◆ GIVEN TASK ◆
Search the data for the string "leurs" and extract every line where it appears.

◆ EXCERPTED DATA ◆
- - -

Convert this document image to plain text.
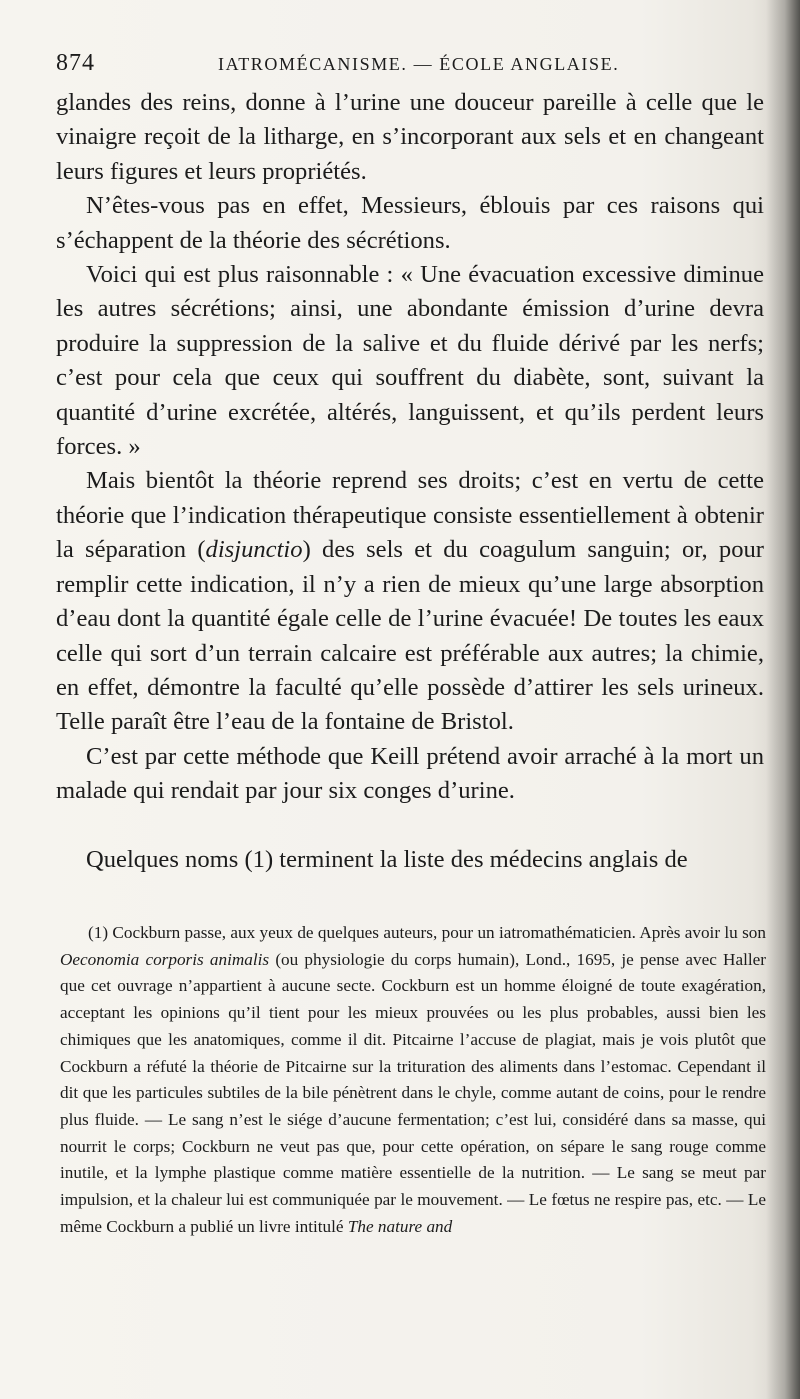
874	IATROMÉCANISME. — ÉCOLE ANGLAISE.

glandes des reins, donne à l’urine une douceur pareille à celle que le vinaigre reçoit de la litharge, en s’incorporant aux sels et en changeant leurs figures et leurs propriétés.

N’êtes-vous pas en effet, Messieurs, éblouis par ces raisons qui s’échappent de la théorie des sécrétions.

Voici qui est plus raisonnable : « Une évacuation excessive diminue les autres sécrétions; ainsi, une abondante émission d’urine devra produire la suppression de la salive et du fluide dérivé par les nerfs; c’est pour cela que ceux qui souffrent du diabète, sont, suivant la quantité d’urine excrétée, altérés, languissent, et qu’ils perdent leurs forces. »

Mais bientôt la théorie reprend ses droits; c’est en vertu de cette théorie que l’indication thérapeutique consiste essentiellement à obtenir la séparation (disjunctio) des sels et du coagulum sanguin; or, pour remplir cette indication, il n’y a rien de mieux qu’une large absorption d’eau dont la quantité égale celle de l’urine évacuée! De toutes les eaux celle qui sort d’un terrain calcaire est préférable aux autres; la chimie, en effet, démontre la faculté qu’elle possède d’attirer les sels urineux. Telle paraît être l’eau de la fontaine de Bristol.

C’est par cette méthode que Keill prétend avoir arraché à la mort un malade qui rendait par jour six conges d’urine.

Quelques noms (1) terminent la liste des médecins anglais de

(1) Cockburn passe, aux yeux de quelques auteurs, pour un iatromathématicien. Après avoir lu son Oeconomia corporis animalis (ou physiologie du corps humain), Lond., 1695, je pense avec Haller que cet ouvrage n’appartient à aucune secte. Cockburn est un homme éloigné de toute exagération, acceptant les opinions qu’il tient pour les mieux prouvées ou les plus probables, aussi bien les chimiques que les anatomiques, comme il dit. Pitcairne l’accuse de plagiat, mais je vois plutôt que Cockburn a réfuté la théorie de Pitcairne sur la trituration des aliments dans l’estomac. Cependant il dit que les particules subtiles de la bile pénètrent dans le chyle, comme autant de coins, pour le rendre plus fluide. — Le sang n’est le siége d’aucune fermentation; c’est lui, considéré dans sa masse, qui nourrit le corps; Cockburn ne veut pas que, pour cette opération, on sépare le sang rouge comme inutile, et la lymphe plastique comme matière essentielle de la nutrition. — Le sang se meut par impulsion, et la chaleur lui est communiquée par le mouvement. — Le fœtus ne respire pas, etc. — Le même Cockburn a publié un livre intitulé The nature and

- - -

◆ EXERCISE RESPONSE ◆
glandes des reins, donne à l’urine une douceur pareille à celle que le vinaigre reçoit de la litharge, en s’incorporant aux sels et en changeant leurs figures et leurs propriétés.
Voici qui est plus raisonnable : « Une évacuation excessive diminue les autres sécrétions; ainsi, une abondante émission d’urine devra produire la suppression de la salive et du fluide dérivé par les nerfs; c’est pour cela que ceux qui souffrent du diabète, sont, suivant la quantité d’urine excrétée, altérés, languissent, et qu’ils perdent leurs forces. »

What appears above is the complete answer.